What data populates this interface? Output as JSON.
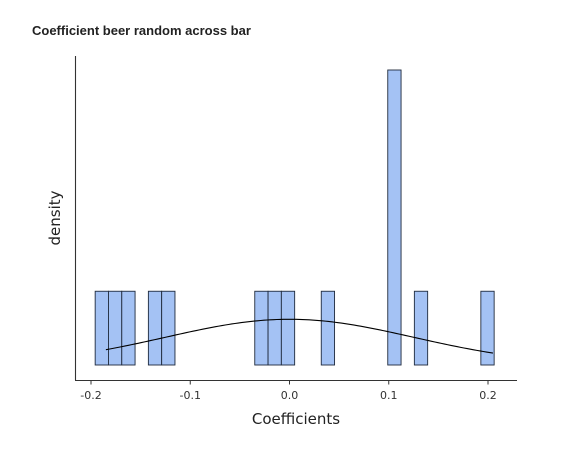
{
  "chart_data": {
    "type": "histogram",
    "title": "Coefficient beer random across bar",
    "xlabel": "Coefficients",
    "ylabel": "density",
    "xlim": [
      -0.215,
      0.23
    ],
    "xticks": [
      -0.2,
      -0.1,
      0.0,
      0.1,
      0.2
    ],
    "xtick_labels": [
      "-0.2",
      "-0.1",
      "0.0",
      "0.1",
      "0.2"
    ],
    "bin_width": 0.0134,
    "bar_color": "#a4c2f4",
    "bar_edge_color": "#1f2a3c",
    "bins": [
      {
        "start": -0.1958,
        "end": -0.1824,
        "count": 1
      },
      {
        "start": -0.1824,
        "end": -0.169,
        "count": 1
      },
      {
        "start": -0.169,
        "end": -0.1556,
        "count": 1
      },
      {
        "start": -0.1422,
        "end": -0.1288,
        "count": 1
      },
      {
        "start": -0.1288,
        "end": -0.1154,
        "count": 1
      },
      {
        "start": -0.035,
        "end": -0.0216,
        "count": 1
      },
      {
        "start": -0.0216,
        "end": -0.0082,
        "count": 1
      },
      {
        "start": -0.0082,
        "end": 0.0052,
        "count": 1
      },
      {
        "start": 0.032,
        "end": 0.0454,
        "count": 1
      },
      {
        "start": 0.099,
        "end": 0.1124,
        "count": 4
      },
      {
        "start": 0.1258,
        "end": 0.1392,
        "count": 1
      },
      {
        "start": 0.1928,
        "end": 0.2062,
        "count": 1
      }
    ],
    "max_count": 4,
    "normal_curve": {
      "mean": 0.0,
      "sd": 0.125,
      "x_range": [
        -0.185,
        0.205
      ],
      "peak_in_count_units": 0.62
    },
    "grid": false,
    "legend": "none"
  }
}
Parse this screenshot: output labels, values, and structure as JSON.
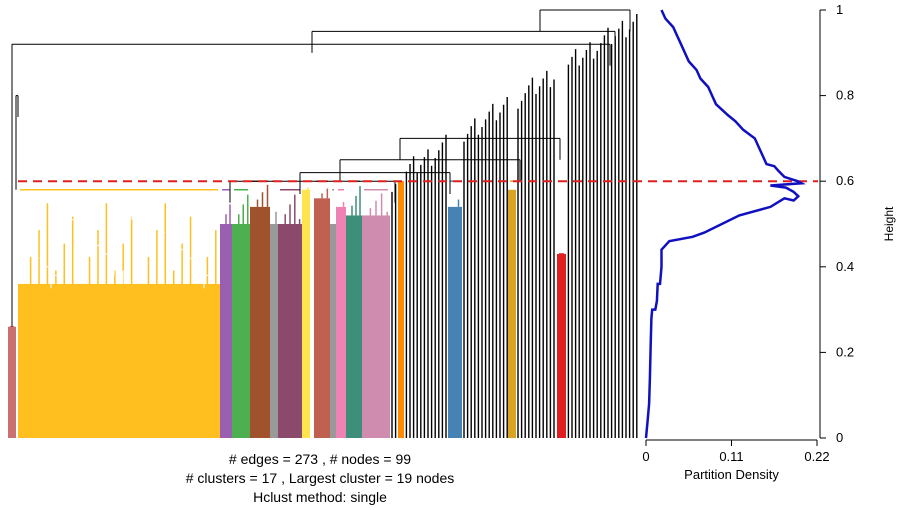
{
  "chart_data": [
    {
      "type": "dendrogram",
      "cut_height": 0.6,
      "edges": 273,
      "nodes": 99,
      "clusters": 17,
      "largest_cluster": 19,
      "hclust_method": "single",
      "cut_line_color": "#e02020",
      "cluster_colors": [
        "#c97070",
        "#ffbf1f",
        "#9a5fb0",
        "#4caf50",
        "#a0522d",
        "#999999",
        "#8b4a6b",
        "#ffe44d",
        "#c06050",
        "#3d8f7a",
        "#ee82b4",
        "#d08caf",
        "#ff8c00",
        "#4682b4",
        "#d9a520",
        "#e02020"
      ],
      "stats": {
        "edges_line": "# edges =  273 ,    # nodes =  99",
        "clusters_line": "# clusters =  17 ,   Largest cluster =  19  nodes",
        "method_line": "Hclust method:  single"
      }
    },
    {
      "type": "line",
      "title": "",
      "xlabel": "Partition Density",
      "ylabel": "Height",
      "xlim": [
        0,
        0.22
      ],
      "ylim": [
        0,
        1
      ],
      "x_ticks": [
        "0",
        "0.11",
        "0.22"
      ],
      "y_ticks": [
        "0",
        "0.2",
        "0.4",
        "0.6",
        "0.8",
        "1"
      ],
      "line_color": "#1010c0",
      "series": [
        {
          "points": [
            [
              0.0,
              0.0
            ],
            [
              0.002,
              0.04
            ],
            [
              0.004,
              0.08
            ],
            [
              0.005,
              0.14
            ],
            [
              0.006,
              0.22
            ],
            [
              0.007,
              0.28
            ],
            [
              0.008,
              0.3
            ],
            [
              0.012,
              0.3
            ],
            [
              0.014,
              0.32
            ],
            [
              0.015,
              0.36
            ],
            [
              0.018,
              0.36
            ],
            [
              0.02,
              0.4
            ],
            [
              0.02,
              0.44
            ],
            [
              0.03,
              0.46
            ],
            [
              0.06,
              0.47
            ],
            [
              0.075,
              0.48
            ],
            [
              0.12,
              0.52
            ],
            [
              0.16,
              0.54
            ],
            [
              0.178,
              0.56
            ],
            [
              0.19,
              0.555
            ],
            [
              0.196,
              0.565
            ],
            [
              0.19,
              0.575
            ],
            [
              0.18,
              0.585
            ],
            [
              0.16,
              0.59
            ],
            [
              0.2,
              0.595
            ],
            [
              0.195,
              0.6
            ],
            [
              0.178,
              0.61
            ],
            [
              0.17,
              0.625
            ],
            [
              0.165,
              0.635
            ],
            [
              0.155,
              0.64
            ],
            [
              0.15,
              0.66
            ],
            [
              0.145,
              0.68
            ],
            [
              0.14,
              0.7
            ],
            [
              0.125,
              0.72
            ],
            [
              0.115,
              0.74
            ],
            [
              0.105,
              0.755
            ],
            [
              0.09,
              0.78
            ],
            [
              0.085,
              0.8
            ],
            [
              0.08,
              0.82
            ],
            [
              0.07,
              0.84
            ],
            [
              0.065,
              0.86
            ],
            [
              0.055,
              0.88
            ],
            [
              0.05,
              0.9
            ],
            [
              0.045,
              0.92
            ],
            [
              0.04,
              0.94
            ],
            [
              0.035,
              0.96
            ],
            [
              0.025,
              0.98
            ],
            [
              0.02,
              1.0
            ]
          ]
        }
      ]
    }
  ]
}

# [Exercise task]
Make a verbatim copy of all the entries and strip out the pictures.

# [Task result]
What data populates this interface? Output as JSON.
{
  "chart_data": {
    "type": "histogram",
    "title": "Coefficient beer random across bar",
    "xlabel": "Coefficients",
    "ylabel": "density",
    "xlim": [
      -0.215,
      0.23
    ],
    "xticks": [
      -0.2,
      -0.1,
      0.0,
      0.1,
      0.2
    ],
    "xtick_labels": [
      "-0.2",
      "-0.1",
      "0.0",
      "0.1",
      "0.2"
    ],
    "bin_width": 0.0134,
    "bar_color": "#a4c2f4",
    "bar_edge_color": "#1f2a3c",
    "bins": [
      {
        "start": -0.1958,
        "end": -0.1824,
        "count": 1
      },
      {
        "start": -0.1824,
        "end": -0.169,
        "count": 1
      },
      {
        "start": -0.169,
        "end": -0.1556,
        "count": 1
      },
      {
        "start": -0.1422,
        "end": -0.1288,
        "count": 1
      },
      {
        "start": -0.1288,
        "end": -0.1154,
        "count": 1
      },
      {
        "start": -0.035,
        "end": -0.0216,
        "count": 1
      },
      {
        "start": -0.0216,
        "end": -0.0082,
        "count": 1
      },
      {
        "start": -0.0082,
        "end": 0.0052,
        "count": 1
      },
      {
        "start": 0.032,
        "end": 0.0454,
        "count": 1
      },
      {
        "start": 0.099,
        "end": 0.1124,
        "count": 4
      },
      {
        "start": 0.1258,
        "end": 0.1392,
        "count": 1
      },
      {
        "start": 0.1928,
        "end": 0.2062,
        "count": 1
      }
    ],
    "max_count": 4,
    "normal_curve": {
      "mean": 0.0,
      "sd": 0.125,
      "x_range": [
        -0.185,
        0.205
      ],
      "peak_in_count_units": 0.62
    },
    "grid": false,
    "legend": "none"
  }
}
Parse this screenshot: output labels, values, and structure as JSON.
{
  "chart_data": [
    {
      "type": "dendrogram",
      "cut_height": 0.6,
      "edges": 273,
      "nodes": 99,
      "clusters": 17,
      "largest_cluster": 19,
      "hclust_method": "single",
      "cut_line_color": "#e02020",
      "cluster_colors": [
        "#c97070",
        "#ffbf1f",
        "#9a5fb0",
        "#4caf50",
        "#a0522d",
        "#999999",
        "#8b4a6b",
        "#ffe44d",
        "#c06050",
        "#3d8f7a",
        "#ee82b4",
        "#d08caf",
        "#ff8c00",
        "#4682b4",
        "#d9a520",
        "#e02020"
      ],
      "stats": {
        "edges_line": "# edges =  273 ,    # nodes =  99",
        "clusters_line": "# clusters =  17 ,   Largest cluster =  19  nodes",
        "method_line": "Hclust method:  single"
      }
    },
    {
      "type": "line",
      "title": "",
      "xlabel": "Partition Density",
      "ylabel": "Height",
      "xlim": [
        0,
        0.22
      ],
      "ylim": [
        0,
        1
      ],
      "x_ticks": [
        "0",
        "0.11",
        "0.22"
      ],
      "y_ticks": [
        "0",
        "0.2",
        "0.4",
        "0.6",
        "0.8",
        "1"
      ],
      "line_color": "#1010c0",
      "series": [
        {
          "points": [
            [
              0.0,
              0.0
            ],
            [
              0.002,
              0.04
            ],
            [
              0.004,
              0.08
            ],
            [
              0.005,
              0.14
            ],
            [
              0.006,
              0.22
            ],
            [
              0.007,
              0.28
            ],
            [
              0.008,
              0.3
            ],
            [
              0.012,
              0.3
            ],
            [
              0.014,
              0.32
            ],
            [
              0.015,
              0.36
            ],
            [
              0.018,
              0.36
            ],
            [
              0.02,
              0.4
            ],
            [
              0.02,
              0.44
            ],
            [
              0.03,
              0.46
            ],
            [
              0.06,
              0.47
            ],
            [
              0.075,
              0.48
            ],
            [
              0.12,
              0.52
            ],
            [
              0.16,
              0.54
            ],
            [
              0.178,
              0.56
            ],
            [
              0.19,
              0.555
            ],
            [
              0.196,
              0.565
            ],
            [
              0.19,
              0.575
            ],
            [
              0.18,
              0.585
            ],
            [
              0.16,
              0.59
            ],
            [
              0.2,
              0.595
            ],
            [
              0.195,
              0.6
            ],
            [
              0.178,
              0.61
            ],
            [
              0.17,
              0.625
            ],
            [
              0.165,
              0.635
            ],
            [
              0.155,
              0.64
            ],
            [
              0.15,
              0.66
            ],
            [
              0.145,
              0.68
            ],
            [
              0.14,
              0.7
            ],
            [
              0.125,
              0.72
            ],
            [
              0.115,
              0.74
            ],
            [
              0.105,
              0.755
            ],
            [
              0.09,
              0.78
            ],
            [
              0.085,
              0.8
            ],
            [
              0.08,
              0.82
            ],
            [
              0.07,
              0.84
            ],
            [
              0.065,
              0.86
            ],
            [
              0.055,
              0.88
            ],
            [
              0.05,
              0.9
            ],
            [
              0.045,
              0.92
            ],
            [
              0.04,
              0.94
            ],
            [
              0.035,
              0.96
            ],
            [
              0.025,
              0.98
            ],
            [
              0.02,
              1.0
            ]
          ]
        }
      ]
    }
  ]
}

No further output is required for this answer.